> RECORD LIST
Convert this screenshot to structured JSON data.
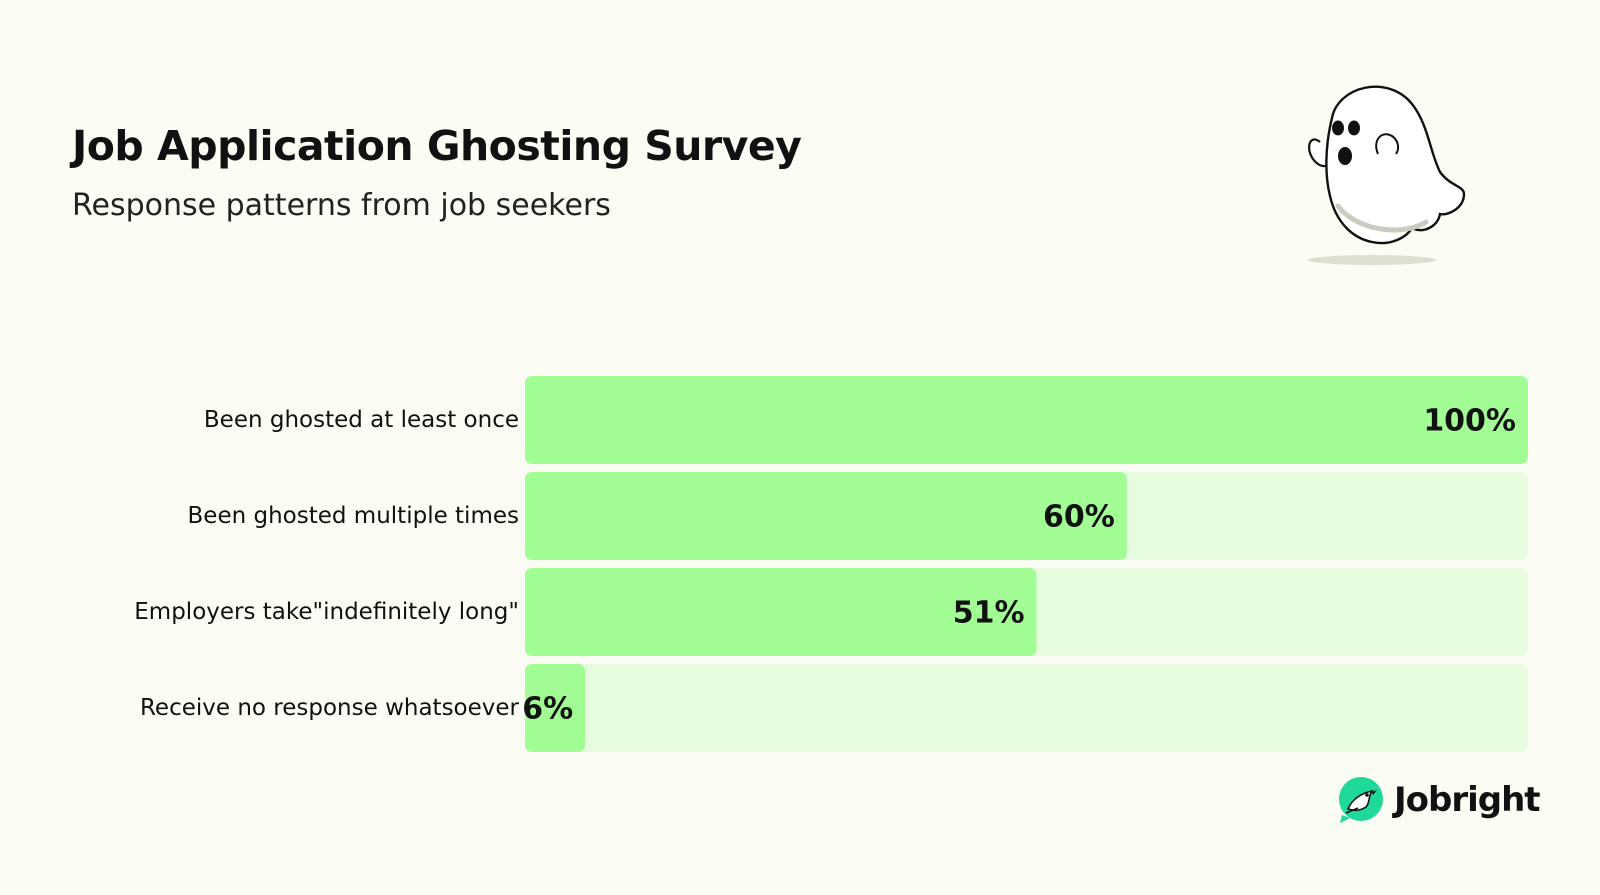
{
  "header": {
    "title": "Job Application Ghosting Survey",
    "subtitle": "Response patterns from job seekers"
  },
  "illustration": {
    "icon": "ghost-icon"
  },
  "brand": {
    "name": "Jobright",
    "icon": "jobright-bird-logo-icon",
    "color": "#1ed99a"
  },
  "colors": {
    "background": "#fbfcf3",
    "bar": "#a3fd95",
    "track": "#e7fcdf",
    "text": "#111111"
  },
  "chart_data": {
    "type": "bar",
    "orientation": "horizontal",
    "categories": [
      "Been ghosted at least once",
      "Been ghosted multiple times",
      "Employers take\"indefinitely long\"",
      "Receive no response whatsoever"
    ],
    "values": [
      100,
      60,
      51,
      6
    ],
    "value_labels": [
      "100%",
      "60%",
      "51%",
      "6%"
    ],
    "xlim": [
      0,
      100
    ],
    "grid": false,
    "legend": "none"
  }
}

> TASK DESCRIPTION
Make a word-for-word copy of the entries, without any pictures.

> TASK OUTPUT
Convert this screenshot to structured JSON data.
{
  "header": {
    "title": "Job Application Ghosting Survey",
    "subtitle": "Response patterns from job seekers"
  },
  "illustration": {
    "icon": "ghost-icon"
  },
  "brand": {
    "name": "Jobright",
    "icon": "jobright-bird-logo-icon",
    "color": "#1ed99a"
  },
  "colors": {
    "background": "#fbfcf3",
    "bar": "#a3fd95",
    "track": "#e7fcdf",
    "text": "#111111"
  },
  "chart_data": {
    "type": "bar",
    "orientation": "horizontal",
    "categories": [
      "Been ghosted at least once",
      "Been ghosted multiple times",
      "Employers take\"indefinitely long\"",
      "Receive no response whatsoever"
    ],
    "values": [
      100,
      60,
      51,
      6
    ],
    "value_labels": [
      "100%",
      "60%",
      "51%",
      "6%"
    ],
    "xlim": [
      0,
      100
    ],
    "grid": false,
    "legend": "none"
  }
}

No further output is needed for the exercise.